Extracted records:
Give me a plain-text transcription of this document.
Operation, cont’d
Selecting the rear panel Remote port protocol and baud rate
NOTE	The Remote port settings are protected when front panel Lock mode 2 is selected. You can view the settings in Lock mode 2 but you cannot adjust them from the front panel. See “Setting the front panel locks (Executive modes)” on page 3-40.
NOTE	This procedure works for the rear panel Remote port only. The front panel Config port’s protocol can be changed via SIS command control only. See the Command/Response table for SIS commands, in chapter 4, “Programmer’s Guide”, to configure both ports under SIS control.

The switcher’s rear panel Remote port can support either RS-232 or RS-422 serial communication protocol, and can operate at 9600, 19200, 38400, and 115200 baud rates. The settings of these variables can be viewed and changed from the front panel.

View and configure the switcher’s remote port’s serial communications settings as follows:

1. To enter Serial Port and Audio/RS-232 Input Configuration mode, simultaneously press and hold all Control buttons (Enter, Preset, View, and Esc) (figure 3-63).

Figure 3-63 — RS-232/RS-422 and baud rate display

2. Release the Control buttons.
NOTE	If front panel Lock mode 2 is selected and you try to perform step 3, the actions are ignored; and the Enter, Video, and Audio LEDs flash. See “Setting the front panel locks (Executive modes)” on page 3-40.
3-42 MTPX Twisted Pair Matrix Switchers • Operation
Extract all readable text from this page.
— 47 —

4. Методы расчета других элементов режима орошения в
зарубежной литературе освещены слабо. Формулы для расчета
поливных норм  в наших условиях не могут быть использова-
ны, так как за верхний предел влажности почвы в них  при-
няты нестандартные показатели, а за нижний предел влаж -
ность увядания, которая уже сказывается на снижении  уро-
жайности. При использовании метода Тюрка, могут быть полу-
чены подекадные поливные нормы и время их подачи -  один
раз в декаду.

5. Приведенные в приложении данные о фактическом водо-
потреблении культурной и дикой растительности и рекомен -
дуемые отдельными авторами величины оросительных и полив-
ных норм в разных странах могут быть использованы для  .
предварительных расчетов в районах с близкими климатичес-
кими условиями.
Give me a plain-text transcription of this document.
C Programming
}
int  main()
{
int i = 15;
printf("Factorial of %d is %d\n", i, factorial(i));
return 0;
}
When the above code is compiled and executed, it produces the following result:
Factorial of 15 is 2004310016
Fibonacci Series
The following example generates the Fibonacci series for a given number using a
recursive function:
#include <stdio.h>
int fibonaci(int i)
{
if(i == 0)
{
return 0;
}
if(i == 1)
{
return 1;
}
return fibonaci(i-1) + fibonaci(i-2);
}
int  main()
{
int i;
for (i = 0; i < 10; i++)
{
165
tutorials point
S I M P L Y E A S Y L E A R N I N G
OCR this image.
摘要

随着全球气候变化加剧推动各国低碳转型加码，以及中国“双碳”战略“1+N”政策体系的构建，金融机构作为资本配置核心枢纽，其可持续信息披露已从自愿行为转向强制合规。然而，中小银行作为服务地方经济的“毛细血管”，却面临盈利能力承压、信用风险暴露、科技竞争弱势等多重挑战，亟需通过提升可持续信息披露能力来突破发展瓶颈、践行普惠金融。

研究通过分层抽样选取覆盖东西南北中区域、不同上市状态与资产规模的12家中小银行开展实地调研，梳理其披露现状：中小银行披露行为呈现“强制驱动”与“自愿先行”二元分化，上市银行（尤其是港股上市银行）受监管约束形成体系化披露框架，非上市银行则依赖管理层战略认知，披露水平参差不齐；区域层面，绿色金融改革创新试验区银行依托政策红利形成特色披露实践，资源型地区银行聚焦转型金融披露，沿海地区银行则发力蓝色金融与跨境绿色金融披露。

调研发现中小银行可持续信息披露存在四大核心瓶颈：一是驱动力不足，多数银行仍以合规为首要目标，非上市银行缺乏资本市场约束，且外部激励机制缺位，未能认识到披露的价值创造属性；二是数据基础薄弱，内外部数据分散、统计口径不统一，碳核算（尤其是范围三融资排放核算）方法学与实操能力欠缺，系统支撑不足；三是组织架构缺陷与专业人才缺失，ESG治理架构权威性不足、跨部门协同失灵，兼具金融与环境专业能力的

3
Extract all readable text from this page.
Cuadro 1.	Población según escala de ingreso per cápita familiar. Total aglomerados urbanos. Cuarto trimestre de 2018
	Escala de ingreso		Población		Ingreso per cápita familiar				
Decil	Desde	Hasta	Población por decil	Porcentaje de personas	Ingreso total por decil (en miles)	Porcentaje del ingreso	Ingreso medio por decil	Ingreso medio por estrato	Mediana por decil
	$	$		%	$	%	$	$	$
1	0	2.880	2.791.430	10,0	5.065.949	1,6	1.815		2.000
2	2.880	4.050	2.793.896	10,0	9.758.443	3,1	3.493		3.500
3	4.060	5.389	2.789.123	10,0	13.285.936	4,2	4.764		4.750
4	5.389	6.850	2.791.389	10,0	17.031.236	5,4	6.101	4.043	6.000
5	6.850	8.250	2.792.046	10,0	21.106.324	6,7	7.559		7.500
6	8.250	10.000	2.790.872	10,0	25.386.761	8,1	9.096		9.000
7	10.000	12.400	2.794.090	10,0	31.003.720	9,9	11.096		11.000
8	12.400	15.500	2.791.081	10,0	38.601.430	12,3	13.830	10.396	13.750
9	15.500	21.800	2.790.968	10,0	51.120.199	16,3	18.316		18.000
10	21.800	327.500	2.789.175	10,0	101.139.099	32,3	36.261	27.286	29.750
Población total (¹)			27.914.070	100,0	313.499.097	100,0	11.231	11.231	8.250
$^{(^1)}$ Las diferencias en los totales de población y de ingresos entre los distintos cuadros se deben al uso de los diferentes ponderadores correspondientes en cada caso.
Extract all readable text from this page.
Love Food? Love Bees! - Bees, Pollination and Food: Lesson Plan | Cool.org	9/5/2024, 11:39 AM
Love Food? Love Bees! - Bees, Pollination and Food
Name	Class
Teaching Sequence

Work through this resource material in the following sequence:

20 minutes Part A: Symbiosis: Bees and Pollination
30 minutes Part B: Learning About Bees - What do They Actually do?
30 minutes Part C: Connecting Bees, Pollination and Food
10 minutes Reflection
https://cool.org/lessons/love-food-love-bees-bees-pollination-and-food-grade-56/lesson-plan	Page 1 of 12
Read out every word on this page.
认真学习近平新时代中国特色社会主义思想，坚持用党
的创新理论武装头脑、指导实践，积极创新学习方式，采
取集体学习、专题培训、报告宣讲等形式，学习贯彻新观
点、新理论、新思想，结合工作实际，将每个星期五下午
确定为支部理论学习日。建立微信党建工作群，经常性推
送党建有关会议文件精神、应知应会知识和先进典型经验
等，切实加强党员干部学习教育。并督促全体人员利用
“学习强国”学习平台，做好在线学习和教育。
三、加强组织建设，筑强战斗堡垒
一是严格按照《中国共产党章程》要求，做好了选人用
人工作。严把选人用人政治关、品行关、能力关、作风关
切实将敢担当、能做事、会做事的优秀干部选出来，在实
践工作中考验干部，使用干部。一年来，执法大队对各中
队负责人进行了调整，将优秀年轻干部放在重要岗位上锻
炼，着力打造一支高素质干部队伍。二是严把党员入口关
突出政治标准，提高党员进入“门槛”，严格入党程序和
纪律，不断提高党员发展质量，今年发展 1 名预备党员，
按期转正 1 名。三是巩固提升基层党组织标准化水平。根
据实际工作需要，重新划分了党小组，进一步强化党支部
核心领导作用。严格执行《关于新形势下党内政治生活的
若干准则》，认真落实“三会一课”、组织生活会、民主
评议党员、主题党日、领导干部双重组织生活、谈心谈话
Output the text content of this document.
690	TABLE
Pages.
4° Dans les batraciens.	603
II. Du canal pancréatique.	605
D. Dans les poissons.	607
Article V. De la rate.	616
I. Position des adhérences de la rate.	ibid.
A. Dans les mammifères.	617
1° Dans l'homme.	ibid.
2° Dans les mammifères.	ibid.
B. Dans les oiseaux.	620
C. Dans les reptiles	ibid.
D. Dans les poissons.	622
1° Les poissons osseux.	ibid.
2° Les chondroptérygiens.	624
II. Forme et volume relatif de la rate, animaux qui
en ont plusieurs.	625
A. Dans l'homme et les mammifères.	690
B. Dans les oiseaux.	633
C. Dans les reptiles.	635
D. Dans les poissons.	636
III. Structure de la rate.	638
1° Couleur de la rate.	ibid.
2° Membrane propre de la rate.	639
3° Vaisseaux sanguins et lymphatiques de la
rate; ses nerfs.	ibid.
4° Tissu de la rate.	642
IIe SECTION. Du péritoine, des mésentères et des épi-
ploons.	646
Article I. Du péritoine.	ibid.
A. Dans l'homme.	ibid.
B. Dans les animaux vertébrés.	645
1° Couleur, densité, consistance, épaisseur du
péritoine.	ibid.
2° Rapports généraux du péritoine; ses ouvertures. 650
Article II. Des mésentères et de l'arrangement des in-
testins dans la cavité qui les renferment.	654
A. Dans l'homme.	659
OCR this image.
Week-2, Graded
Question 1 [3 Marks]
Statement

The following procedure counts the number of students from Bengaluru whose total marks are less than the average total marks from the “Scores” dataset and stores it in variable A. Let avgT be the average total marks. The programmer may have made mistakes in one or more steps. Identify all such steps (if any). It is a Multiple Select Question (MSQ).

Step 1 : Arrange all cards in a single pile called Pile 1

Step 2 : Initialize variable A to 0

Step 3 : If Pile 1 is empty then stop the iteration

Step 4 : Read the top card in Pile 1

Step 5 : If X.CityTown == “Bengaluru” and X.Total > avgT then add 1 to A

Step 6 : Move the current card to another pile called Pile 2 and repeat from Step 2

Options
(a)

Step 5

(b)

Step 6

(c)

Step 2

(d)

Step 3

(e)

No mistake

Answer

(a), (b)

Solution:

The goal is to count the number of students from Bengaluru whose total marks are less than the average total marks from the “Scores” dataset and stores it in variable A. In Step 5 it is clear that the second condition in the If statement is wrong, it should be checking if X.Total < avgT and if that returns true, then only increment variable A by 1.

* _STATED GOAL_:
Return every line in the listing that contains the word "Bengaluru".

* _ANSWER FOR THE TASK_:
The following procedure counts the number of students from Bengaluru whose total marks are less than the average total marks from the “Scores” dataset and stores it in variable A. Let avgT be the average total marks. The programmer may have made mistakes in one or more steps. Identify all such steps (if any). It is a Multiple Select Question (MSQ).
Step 5 : If X.CityTown == “Bengaluru” and X.Total > avgT then add 1 to A
The goal is to count the number of students from Bengaluru whose total marks are less than the average total marks from the “Scores” dataset and stores it in variable A. In Step 5 it is clear that the second condition in the If statement is wrong, it should be checking if X.Total < avgT and if that returns true, then only increment variable A by 1.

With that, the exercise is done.